## WORK REQUIRED
Each line containing the word "remblais" needs to be copied.

○ ○ ○ ○ ○ ○ ○

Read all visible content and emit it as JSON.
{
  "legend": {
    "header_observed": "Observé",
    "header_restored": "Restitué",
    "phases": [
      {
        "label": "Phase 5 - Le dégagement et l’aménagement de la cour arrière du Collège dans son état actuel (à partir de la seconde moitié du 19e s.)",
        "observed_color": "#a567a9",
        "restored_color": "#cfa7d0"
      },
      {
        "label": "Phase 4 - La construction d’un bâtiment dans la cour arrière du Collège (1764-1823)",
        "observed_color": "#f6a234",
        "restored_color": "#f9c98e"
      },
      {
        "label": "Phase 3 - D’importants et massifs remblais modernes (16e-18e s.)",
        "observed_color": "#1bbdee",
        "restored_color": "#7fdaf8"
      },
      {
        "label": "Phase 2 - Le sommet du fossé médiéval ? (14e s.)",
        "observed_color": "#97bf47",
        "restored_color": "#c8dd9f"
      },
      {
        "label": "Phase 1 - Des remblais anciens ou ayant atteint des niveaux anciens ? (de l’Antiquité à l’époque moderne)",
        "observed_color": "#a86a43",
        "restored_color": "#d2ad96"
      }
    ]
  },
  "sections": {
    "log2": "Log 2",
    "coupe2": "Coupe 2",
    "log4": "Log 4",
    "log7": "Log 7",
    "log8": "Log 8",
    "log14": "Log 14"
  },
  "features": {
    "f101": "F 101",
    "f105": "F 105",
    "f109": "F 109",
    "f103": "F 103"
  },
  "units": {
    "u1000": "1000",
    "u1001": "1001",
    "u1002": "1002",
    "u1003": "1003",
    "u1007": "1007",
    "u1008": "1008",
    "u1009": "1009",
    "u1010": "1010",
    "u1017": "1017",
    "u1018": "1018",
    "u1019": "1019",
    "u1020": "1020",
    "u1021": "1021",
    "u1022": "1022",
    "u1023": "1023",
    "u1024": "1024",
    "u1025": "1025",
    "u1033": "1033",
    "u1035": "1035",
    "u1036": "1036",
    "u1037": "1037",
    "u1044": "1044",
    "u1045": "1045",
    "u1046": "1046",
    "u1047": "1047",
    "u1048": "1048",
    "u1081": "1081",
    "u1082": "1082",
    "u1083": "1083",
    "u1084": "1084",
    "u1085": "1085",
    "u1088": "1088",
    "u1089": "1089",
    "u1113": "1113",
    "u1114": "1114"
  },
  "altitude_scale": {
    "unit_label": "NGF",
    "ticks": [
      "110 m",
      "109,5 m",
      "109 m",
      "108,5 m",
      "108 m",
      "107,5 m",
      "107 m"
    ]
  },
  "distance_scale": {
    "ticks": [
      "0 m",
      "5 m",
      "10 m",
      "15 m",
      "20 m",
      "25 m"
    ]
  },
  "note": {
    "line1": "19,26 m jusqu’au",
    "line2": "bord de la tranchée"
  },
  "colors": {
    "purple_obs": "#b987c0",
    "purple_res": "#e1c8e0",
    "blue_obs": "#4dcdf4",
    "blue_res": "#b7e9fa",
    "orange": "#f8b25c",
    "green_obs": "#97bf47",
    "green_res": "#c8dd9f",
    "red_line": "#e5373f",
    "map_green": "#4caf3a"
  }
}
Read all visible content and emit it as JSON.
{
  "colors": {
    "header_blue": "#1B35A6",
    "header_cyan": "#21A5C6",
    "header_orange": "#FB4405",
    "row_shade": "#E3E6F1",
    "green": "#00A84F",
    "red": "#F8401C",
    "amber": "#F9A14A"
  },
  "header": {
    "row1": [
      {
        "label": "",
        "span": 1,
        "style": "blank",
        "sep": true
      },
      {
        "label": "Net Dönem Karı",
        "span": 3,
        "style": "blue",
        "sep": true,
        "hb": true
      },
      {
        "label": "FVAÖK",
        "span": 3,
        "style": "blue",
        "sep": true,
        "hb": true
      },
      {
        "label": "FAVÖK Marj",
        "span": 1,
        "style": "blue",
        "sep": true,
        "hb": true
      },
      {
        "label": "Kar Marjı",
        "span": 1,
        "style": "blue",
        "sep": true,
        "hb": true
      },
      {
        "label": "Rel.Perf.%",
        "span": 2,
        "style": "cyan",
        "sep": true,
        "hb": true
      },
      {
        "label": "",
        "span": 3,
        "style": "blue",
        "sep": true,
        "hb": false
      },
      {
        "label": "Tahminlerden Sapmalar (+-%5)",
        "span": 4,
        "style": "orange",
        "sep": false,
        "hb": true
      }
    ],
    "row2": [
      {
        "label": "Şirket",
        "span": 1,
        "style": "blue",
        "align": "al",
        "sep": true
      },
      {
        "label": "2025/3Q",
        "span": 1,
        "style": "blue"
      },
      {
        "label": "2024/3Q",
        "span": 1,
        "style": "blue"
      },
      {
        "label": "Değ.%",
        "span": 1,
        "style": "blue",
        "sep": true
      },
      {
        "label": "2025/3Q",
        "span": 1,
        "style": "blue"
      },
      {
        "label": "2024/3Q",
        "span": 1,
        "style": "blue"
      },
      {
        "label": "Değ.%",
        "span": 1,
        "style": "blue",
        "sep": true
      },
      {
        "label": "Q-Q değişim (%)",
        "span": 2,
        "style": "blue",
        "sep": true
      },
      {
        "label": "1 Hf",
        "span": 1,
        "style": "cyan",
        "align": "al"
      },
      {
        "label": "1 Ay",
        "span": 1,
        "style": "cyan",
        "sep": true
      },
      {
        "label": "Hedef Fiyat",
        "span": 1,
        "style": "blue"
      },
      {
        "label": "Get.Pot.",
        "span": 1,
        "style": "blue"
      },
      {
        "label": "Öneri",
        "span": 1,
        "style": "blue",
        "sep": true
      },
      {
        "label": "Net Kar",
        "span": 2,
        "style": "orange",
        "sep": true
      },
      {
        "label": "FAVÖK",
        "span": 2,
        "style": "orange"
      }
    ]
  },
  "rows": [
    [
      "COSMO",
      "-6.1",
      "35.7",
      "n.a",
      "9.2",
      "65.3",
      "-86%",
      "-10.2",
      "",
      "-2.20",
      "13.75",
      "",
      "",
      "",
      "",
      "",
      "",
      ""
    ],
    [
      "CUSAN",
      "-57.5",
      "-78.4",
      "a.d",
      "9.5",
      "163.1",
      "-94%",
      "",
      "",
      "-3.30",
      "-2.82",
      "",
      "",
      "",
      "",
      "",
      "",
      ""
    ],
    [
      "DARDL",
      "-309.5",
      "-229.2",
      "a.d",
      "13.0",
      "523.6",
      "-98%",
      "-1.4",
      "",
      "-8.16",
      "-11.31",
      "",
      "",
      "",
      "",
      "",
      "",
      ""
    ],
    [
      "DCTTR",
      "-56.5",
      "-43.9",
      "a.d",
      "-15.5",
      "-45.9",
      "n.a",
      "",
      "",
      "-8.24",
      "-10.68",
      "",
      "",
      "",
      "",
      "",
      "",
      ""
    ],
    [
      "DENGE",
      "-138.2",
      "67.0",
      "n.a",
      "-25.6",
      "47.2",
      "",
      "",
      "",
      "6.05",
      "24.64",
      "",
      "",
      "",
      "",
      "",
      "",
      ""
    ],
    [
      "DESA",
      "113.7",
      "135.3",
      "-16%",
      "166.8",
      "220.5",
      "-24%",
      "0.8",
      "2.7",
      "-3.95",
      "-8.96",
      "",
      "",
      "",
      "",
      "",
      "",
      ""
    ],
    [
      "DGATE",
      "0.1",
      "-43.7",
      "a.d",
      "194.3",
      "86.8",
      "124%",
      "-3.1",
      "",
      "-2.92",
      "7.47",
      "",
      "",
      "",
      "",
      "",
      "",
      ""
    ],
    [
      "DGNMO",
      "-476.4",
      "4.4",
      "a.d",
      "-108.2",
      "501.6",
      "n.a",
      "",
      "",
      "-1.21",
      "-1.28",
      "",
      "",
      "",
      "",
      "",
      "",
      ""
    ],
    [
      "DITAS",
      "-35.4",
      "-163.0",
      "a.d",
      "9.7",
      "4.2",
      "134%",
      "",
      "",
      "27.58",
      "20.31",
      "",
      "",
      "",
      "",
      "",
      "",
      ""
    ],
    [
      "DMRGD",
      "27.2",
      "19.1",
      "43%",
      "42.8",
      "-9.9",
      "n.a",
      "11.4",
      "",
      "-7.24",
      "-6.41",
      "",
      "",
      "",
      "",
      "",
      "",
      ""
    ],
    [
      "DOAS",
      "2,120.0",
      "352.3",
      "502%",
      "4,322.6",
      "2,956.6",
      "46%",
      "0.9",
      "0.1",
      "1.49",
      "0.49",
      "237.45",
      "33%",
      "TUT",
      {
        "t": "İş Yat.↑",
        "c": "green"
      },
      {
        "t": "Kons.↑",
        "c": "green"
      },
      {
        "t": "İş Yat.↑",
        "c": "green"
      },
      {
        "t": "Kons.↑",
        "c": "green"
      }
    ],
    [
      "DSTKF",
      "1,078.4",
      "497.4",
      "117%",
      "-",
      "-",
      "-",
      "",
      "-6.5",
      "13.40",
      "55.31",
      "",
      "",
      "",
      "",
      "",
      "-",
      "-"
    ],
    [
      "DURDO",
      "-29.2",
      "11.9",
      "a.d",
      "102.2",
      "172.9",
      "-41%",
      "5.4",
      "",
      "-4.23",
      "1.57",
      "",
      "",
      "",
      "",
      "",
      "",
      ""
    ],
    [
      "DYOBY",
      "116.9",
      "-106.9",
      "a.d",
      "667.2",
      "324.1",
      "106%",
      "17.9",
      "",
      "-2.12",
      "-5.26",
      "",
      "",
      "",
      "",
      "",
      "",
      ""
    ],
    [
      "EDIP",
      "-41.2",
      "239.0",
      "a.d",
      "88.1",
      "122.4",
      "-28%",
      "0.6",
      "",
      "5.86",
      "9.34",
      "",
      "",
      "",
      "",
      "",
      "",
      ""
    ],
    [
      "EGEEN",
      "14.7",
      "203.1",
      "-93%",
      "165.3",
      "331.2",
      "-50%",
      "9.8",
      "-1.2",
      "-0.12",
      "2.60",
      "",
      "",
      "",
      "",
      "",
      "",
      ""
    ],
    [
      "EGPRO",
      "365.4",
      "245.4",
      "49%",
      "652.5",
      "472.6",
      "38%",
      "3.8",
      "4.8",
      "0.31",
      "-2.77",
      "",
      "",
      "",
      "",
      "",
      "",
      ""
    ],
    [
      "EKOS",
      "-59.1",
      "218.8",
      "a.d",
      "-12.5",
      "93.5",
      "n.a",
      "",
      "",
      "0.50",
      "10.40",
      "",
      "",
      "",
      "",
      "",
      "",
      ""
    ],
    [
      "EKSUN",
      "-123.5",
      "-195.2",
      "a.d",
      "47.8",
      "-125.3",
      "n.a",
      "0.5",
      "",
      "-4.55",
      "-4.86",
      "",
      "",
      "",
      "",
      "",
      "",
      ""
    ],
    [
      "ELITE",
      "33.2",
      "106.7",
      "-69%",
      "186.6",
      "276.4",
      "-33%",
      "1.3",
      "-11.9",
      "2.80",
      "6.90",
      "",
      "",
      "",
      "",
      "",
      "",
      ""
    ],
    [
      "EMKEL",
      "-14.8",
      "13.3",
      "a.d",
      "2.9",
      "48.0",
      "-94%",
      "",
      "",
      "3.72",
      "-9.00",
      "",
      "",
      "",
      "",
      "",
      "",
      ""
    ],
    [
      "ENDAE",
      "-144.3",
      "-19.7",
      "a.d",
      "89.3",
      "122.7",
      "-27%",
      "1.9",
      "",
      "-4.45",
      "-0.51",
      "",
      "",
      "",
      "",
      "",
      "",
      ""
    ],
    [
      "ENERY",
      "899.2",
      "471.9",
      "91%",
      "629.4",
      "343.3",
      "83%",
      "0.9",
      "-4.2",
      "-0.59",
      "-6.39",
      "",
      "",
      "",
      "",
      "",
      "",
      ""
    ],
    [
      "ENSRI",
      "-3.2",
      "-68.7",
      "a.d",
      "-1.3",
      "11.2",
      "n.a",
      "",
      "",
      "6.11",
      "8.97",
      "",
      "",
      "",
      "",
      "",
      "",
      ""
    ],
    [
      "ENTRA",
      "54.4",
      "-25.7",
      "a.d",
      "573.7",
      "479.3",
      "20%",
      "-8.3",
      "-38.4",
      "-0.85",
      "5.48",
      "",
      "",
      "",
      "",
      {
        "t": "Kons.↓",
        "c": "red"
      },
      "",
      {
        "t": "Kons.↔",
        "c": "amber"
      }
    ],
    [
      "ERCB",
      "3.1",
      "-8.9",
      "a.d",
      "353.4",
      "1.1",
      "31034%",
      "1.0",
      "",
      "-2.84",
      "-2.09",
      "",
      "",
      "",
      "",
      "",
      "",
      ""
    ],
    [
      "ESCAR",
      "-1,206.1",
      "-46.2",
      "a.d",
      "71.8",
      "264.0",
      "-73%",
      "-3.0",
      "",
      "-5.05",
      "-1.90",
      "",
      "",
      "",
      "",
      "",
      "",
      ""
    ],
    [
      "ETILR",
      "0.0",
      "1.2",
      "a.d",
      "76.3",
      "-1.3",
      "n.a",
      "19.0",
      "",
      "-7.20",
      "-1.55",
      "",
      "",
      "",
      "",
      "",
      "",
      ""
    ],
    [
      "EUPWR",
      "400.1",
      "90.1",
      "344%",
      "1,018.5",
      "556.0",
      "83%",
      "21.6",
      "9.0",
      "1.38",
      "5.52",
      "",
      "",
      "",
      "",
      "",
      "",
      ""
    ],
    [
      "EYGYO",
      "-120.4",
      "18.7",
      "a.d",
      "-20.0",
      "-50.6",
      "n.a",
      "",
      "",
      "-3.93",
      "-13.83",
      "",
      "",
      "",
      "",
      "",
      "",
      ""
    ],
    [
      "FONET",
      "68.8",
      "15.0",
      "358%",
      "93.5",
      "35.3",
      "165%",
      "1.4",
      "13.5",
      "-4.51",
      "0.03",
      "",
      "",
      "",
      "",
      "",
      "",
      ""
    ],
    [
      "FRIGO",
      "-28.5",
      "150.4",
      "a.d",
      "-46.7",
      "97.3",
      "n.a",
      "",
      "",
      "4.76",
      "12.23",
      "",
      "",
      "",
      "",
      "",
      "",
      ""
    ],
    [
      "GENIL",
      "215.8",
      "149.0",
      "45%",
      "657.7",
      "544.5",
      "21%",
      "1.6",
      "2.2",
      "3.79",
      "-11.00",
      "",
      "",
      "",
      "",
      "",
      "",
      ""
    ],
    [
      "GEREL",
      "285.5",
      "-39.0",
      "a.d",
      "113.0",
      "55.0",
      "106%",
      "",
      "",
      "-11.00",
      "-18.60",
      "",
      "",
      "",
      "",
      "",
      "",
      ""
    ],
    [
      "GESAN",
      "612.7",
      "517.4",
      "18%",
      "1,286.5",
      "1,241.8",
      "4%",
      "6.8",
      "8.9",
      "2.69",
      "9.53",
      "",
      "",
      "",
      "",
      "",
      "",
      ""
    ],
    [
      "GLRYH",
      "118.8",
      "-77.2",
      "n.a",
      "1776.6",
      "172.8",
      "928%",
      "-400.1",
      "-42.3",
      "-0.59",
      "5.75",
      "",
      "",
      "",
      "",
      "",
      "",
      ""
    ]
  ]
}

○ ○ ○ ○ ○ ○ ○

## SOLUTION TO THE PROBLEM
        "label": "Phase 3 - D’importants et massifs remblais modernes (16e-18e s.)",
        "label": "Phase 1 - Des remblais anciens ou ayant atteint des niveaux anciens ? (de l’Antiquité à l’époque moderne)",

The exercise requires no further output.